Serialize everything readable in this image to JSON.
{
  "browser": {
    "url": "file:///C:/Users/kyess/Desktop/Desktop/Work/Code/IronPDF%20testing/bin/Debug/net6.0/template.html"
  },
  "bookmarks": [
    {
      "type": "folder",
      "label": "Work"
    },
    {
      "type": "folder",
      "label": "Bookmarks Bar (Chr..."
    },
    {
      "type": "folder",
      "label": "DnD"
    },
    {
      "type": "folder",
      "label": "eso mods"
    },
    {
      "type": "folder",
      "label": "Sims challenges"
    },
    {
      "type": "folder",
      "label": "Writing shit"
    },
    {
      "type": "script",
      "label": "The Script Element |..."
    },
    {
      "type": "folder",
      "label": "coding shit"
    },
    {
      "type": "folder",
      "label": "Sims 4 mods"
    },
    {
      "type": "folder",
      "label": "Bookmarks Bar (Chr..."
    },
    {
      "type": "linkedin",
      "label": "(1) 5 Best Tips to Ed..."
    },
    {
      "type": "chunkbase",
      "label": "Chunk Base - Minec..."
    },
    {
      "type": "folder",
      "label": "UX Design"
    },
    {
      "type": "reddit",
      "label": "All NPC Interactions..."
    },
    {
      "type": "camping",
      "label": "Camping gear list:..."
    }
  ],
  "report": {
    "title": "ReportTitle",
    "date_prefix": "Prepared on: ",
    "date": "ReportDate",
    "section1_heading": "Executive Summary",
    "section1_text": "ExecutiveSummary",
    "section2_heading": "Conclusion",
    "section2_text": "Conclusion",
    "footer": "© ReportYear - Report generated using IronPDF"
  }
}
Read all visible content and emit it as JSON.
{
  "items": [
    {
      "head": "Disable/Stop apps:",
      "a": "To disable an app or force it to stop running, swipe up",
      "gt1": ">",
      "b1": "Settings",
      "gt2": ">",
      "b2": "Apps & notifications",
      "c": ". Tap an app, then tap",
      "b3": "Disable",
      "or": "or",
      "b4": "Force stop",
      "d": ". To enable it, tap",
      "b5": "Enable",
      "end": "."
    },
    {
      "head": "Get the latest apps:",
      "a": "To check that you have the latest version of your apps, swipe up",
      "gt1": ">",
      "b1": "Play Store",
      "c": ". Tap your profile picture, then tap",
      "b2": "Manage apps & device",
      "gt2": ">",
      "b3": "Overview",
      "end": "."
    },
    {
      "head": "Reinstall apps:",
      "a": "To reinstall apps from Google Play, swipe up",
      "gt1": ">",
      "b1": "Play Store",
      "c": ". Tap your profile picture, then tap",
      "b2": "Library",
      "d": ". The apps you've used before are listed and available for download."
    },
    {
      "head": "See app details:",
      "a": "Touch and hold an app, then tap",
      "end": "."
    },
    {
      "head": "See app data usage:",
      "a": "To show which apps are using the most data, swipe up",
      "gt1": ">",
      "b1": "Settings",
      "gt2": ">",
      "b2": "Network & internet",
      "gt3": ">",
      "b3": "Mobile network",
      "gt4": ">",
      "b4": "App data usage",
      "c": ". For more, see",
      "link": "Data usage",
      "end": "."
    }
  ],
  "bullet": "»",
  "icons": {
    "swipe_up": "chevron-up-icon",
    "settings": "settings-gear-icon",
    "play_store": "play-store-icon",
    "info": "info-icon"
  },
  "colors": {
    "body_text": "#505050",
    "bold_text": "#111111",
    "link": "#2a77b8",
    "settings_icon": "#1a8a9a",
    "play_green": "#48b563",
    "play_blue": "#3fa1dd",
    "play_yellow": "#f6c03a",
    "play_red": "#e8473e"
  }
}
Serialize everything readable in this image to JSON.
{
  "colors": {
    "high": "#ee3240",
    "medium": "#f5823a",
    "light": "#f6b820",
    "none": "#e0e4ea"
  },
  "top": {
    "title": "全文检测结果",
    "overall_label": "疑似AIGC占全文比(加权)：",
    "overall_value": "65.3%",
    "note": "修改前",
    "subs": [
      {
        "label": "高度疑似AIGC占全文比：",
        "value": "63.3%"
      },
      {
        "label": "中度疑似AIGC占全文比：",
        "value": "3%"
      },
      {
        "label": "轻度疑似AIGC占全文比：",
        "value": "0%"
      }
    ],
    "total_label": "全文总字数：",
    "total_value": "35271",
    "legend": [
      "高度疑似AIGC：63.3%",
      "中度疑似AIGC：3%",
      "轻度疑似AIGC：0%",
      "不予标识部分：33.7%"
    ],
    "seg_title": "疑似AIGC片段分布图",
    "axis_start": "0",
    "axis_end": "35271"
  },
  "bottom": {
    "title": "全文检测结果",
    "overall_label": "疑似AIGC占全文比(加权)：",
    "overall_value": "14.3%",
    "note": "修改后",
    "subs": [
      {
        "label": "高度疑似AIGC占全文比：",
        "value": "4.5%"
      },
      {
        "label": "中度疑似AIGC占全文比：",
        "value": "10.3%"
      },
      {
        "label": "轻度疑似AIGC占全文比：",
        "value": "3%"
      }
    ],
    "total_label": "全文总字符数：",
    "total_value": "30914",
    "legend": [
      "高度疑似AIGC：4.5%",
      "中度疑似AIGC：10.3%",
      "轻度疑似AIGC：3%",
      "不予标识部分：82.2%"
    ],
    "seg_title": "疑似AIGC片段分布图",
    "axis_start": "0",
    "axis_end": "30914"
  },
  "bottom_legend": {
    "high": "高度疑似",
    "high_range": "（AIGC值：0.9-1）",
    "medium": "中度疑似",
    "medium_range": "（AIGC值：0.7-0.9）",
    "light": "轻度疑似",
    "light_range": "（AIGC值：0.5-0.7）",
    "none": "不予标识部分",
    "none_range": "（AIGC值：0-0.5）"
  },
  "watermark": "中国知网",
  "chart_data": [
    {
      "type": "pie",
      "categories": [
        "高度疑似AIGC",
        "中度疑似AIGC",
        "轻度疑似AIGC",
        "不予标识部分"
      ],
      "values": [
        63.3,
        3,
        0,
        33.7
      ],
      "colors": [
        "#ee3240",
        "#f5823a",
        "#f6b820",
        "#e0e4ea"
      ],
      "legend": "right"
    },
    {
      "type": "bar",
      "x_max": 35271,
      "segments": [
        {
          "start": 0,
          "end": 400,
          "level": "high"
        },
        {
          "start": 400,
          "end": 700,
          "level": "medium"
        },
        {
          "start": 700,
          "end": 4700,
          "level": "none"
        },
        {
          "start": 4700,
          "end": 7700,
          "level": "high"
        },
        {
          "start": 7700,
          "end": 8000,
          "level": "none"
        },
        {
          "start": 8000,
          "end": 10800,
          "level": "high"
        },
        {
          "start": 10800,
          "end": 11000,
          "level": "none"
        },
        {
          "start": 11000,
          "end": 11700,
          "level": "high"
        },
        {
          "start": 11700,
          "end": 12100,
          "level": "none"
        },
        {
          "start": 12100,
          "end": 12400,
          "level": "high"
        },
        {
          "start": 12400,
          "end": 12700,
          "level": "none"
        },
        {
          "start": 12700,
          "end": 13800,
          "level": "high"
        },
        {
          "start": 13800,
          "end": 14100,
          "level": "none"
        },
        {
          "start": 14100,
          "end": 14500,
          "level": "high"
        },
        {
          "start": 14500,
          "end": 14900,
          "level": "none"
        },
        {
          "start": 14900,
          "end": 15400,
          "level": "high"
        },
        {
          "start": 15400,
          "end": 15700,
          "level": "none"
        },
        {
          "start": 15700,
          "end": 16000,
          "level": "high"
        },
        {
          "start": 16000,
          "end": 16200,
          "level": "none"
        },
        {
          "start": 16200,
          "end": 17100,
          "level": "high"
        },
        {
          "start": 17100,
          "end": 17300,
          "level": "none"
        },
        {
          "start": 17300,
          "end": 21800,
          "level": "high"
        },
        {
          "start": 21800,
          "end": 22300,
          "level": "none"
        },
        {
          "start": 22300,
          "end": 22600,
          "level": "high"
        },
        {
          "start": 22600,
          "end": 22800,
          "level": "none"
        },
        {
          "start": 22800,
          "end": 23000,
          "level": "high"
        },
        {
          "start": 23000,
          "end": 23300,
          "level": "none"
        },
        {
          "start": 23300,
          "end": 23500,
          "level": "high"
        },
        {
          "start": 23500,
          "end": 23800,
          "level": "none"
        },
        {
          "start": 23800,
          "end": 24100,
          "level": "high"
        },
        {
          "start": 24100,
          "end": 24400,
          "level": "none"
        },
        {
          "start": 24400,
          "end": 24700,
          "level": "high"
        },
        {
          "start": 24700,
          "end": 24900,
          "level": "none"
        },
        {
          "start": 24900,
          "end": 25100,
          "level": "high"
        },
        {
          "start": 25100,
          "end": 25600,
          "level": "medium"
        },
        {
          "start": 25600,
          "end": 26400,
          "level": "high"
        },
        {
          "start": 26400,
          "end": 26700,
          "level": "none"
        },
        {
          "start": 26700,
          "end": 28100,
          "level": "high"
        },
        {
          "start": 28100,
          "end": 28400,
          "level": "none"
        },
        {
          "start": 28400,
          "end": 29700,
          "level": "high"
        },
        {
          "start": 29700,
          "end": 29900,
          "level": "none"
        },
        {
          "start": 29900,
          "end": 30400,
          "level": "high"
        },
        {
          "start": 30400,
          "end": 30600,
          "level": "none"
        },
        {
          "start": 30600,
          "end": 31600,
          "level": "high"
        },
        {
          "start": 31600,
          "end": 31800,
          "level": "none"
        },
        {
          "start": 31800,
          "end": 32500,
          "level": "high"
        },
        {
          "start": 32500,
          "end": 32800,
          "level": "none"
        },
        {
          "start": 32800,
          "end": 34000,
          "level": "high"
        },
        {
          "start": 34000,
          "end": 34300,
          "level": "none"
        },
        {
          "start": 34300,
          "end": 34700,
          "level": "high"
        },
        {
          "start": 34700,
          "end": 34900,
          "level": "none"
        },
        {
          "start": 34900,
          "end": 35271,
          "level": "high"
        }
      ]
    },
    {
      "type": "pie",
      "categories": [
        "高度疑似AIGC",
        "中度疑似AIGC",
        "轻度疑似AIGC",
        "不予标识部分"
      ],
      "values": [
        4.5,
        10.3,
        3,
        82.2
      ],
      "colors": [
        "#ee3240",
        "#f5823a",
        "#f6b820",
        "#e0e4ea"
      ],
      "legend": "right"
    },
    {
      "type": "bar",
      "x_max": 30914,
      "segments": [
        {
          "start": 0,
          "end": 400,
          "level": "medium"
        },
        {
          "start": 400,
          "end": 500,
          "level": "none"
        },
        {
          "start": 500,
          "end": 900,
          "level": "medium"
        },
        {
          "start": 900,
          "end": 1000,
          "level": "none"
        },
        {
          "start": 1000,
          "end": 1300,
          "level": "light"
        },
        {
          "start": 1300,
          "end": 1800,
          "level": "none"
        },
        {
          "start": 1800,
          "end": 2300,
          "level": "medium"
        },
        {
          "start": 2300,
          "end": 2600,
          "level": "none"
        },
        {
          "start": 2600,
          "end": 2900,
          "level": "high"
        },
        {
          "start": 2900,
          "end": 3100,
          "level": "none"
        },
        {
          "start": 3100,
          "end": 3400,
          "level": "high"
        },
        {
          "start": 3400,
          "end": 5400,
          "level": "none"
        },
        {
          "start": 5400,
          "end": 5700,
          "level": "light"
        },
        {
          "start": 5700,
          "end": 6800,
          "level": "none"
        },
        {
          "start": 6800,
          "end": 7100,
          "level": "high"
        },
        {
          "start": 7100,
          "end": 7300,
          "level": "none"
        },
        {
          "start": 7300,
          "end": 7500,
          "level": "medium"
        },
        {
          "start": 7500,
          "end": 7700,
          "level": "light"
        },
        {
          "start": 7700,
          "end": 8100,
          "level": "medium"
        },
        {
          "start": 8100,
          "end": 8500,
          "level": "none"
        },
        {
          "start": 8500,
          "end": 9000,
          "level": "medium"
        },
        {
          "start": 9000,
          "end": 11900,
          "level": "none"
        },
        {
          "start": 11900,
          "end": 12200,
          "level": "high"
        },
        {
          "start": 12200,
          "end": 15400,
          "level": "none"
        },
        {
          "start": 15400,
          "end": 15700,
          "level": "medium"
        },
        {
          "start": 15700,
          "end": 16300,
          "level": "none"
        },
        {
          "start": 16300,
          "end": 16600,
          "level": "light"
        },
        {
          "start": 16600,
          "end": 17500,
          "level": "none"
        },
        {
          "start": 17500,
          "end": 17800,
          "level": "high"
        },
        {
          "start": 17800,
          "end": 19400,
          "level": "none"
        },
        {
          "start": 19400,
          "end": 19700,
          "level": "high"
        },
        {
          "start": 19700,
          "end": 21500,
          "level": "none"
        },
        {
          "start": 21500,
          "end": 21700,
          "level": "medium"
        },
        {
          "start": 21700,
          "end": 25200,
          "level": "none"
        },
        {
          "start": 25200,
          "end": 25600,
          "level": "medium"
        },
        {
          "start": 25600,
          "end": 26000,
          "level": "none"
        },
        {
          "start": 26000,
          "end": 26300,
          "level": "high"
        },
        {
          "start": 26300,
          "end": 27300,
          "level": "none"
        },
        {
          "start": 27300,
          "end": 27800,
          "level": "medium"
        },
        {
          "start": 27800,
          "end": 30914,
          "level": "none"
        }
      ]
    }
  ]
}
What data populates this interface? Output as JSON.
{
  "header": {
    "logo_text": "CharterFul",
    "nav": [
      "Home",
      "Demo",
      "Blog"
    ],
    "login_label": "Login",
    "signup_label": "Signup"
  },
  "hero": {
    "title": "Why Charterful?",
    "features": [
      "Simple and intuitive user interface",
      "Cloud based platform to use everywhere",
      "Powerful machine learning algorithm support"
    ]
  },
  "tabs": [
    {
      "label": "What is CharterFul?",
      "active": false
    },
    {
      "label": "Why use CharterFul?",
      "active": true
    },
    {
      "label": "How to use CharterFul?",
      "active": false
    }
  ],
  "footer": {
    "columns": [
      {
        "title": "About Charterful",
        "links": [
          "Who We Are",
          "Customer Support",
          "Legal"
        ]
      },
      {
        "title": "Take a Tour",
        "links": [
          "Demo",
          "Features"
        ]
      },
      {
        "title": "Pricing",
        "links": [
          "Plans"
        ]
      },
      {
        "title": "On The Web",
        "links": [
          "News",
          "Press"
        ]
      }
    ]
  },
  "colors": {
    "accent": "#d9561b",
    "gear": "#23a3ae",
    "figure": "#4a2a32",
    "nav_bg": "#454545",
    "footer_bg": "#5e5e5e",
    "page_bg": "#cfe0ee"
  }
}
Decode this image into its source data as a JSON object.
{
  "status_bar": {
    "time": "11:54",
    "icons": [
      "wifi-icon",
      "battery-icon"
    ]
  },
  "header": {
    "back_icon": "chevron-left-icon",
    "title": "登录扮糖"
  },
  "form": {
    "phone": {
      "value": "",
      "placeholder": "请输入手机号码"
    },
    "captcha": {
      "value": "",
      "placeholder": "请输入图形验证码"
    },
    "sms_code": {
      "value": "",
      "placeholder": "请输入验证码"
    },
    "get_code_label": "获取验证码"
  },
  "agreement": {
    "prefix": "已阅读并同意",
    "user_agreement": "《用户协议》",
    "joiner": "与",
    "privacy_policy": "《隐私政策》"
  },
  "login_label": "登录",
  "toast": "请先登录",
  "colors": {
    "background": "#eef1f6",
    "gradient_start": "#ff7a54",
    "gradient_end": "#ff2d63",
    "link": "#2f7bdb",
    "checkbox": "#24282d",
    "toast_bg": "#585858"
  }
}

——————

Quote exactly and only the lines from the one holding "Decode this image" through the end of the data.

**ANSWER TO THIS EXERCISE**
Decode this image into its source data as a JSON object.
{
  "status_bar": {
    "time": "11:54",
    "icons": [
      "wifi-icon",
      "battery-icon"
    ]
  },
  "header": {
    "back_icon": "chevron-left-icon",
    "title": "登录扮糖"
  },
  "form": {
    "phone": {
      "value": "",
      "placeholder": "请输入手机号码"
    },
    "captcha": {
      "value": "",
      "placeholder": "请输入图形验证码"
    },
    "sms_code": {
      "value": "",
      "placeholder": "请输入验证码"
    },
    "get_code_label": "获取验证码"
  },
  "agreement": {
    "prefix": "已阅读并同意",
    "user_agreement": "《用户协议》",
    "joiner": "与",
    "privacy_policy": "《隐私政策》"
  },
  "login_label": "登录",
  "toast": "请先登录",
  "colors": {
    "background": "#eef1f6",
    "gradient_start": "#ff7a54",
    "gradient_end": "#ff2d63",
    "link": "#2f7bdb",
    "checkbox": "#24282d",
    "toast_bg": "#585858"
  }
}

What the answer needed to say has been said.